→ **Text segment**:
________________________________________
These include a September 28 bank robbery in Limbe and a
September 13 attack against a trawler off the Bakassi
Peninsula. The NDDSC/BFF may be responsible for some
post-hand over operations, while others may have been
conducted by different militants in the region, including in
the Niger Delta. Despite similar tactics in all these
operations, including the use of speedboats carrying heavily
armed masked men, at this time, there are no clear
indications the NDDSC/BFF has a defined relationship with the
Movement for the Emancipation of the Niger Delta (MEND) or
any other prominent Niger Delta group.

¶27. (S//NF) Instead, the series of raids by the NDDSC/BFF may
possibly signify new tactics being pursued in the Bakassi
region. In its early raids, the NDDSC/BFF primarily used
deadly and brutal force against the Cameroonian military, but
often spared expatriates and civilians. Two recent attacks,
however — the June 9 attack and the October 31
hostage-taking operation — have demonstrated its desire to
expand its targets. In the June 6 raid, the NDDSC targeted a
political delegation and mutilated a deputy subregional
commander, the equivalent of a governor. It is unclear if the
NDDSC was directly targeting the governor; but, nevertheless,
the group demonstrated its desire to also kill politicians.
For its part, the October 31 attacks was the first kidnapping
of expatriates off the coast of Cameroon.
________________________________________
→ **Exercise data**:
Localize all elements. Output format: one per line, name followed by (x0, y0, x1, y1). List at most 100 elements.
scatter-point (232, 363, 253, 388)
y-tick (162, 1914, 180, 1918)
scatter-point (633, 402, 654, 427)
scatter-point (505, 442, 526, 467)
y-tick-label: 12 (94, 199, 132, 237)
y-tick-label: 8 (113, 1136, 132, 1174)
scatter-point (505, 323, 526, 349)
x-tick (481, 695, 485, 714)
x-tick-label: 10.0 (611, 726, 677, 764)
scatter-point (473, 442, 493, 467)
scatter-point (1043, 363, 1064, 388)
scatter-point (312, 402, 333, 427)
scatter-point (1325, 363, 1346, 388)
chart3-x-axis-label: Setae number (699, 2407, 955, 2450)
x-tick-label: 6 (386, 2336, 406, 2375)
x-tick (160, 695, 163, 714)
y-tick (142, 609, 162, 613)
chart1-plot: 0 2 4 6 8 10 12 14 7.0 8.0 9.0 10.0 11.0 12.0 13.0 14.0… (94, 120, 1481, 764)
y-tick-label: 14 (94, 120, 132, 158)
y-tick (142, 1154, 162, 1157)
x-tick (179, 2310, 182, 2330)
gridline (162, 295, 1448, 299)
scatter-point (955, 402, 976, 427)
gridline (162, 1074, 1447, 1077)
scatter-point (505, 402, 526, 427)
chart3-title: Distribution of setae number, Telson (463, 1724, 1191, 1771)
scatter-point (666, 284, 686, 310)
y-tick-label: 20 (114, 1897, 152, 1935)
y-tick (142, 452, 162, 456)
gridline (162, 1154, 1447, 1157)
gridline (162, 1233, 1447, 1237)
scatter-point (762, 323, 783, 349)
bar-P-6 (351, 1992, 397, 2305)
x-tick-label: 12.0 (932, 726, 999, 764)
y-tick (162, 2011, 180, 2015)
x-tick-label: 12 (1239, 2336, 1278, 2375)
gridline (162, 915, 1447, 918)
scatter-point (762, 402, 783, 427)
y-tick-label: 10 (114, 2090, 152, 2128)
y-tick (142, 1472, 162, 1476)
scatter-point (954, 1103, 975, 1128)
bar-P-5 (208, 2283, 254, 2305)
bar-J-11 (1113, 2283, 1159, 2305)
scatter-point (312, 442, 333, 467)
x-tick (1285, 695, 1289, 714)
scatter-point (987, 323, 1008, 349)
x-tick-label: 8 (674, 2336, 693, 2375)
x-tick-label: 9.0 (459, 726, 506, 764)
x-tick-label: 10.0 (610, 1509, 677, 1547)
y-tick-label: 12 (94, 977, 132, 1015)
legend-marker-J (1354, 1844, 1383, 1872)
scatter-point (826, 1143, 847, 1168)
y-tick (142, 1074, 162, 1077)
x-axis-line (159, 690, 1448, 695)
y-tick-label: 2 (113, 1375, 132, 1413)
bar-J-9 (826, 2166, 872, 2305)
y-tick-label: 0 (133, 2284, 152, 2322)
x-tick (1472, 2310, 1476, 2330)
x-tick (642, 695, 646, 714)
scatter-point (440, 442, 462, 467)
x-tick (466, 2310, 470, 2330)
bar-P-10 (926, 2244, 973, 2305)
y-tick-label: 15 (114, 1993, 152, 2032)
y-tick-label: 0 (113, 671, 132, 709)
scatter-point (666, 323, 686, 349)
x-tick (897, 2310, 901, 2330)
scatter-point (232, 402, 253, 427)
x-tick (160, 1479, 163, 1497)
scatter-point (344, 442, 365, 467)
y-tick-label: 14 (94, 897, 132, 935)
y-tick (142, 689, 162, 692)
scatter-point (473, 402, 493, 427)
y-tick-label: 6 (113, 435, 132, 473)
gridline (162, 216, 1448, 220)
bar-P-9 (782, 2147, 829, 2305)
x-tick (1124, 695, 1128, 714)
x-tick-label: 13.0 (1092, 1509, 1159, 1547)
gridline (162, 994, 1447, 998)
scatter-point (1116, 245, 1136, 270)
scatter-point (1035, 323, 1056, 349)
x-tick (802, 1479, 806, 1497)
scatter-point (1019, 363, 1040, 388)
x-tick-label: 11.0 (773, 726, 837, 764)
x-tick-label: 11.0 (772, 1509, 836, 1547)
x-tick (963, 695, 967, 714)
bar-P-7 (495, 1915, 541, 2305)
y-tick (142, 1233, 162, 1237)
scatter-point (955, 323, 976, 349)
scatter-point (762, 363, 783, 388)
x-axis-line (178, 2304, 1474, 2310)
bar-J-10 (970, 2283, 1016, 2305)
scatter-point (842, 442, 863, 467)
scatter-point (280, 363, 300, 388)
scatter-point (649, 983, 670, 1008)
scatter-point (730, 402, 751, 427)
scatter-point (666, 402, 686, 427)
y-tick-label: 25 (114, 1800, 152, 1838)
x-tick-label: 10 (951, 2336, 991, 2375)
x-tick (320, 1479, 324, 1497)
________________________________________
→ **Exercise 1**:
According to the text on the NDDSC/BFF raids, what was the October 31 attack the first of off the coast of Cameroon?
→ **Exercise 2**:
Transcribe the text on the NDDSC/BFF raids between "These include a" and "Niger Delta group.", inclusive.

→ **Exercise result 1**:
It was the first kidnapping of expatriates off the coast of Cameroon.

→ **Exercise result 2**:
These include a September 28 bank robbery in Limbe and a
September 13 attack against a trawler off the Bakassi
Peninsula. The NDDSC/BFF may be responsible for some
post-hand over operations, while others may have been
conducted by different militants in the region, including in
the Niger Delta. Despite similar tactics in all these
operations, including the use of speedboats carrying heavily
armed masked men, at this time, there are no clear
indications the NDDSC/BFF has a defined relationship with the
Movement for the Emancipation of the Niger Delta (MEND) or
any other prominent Niger Delta group.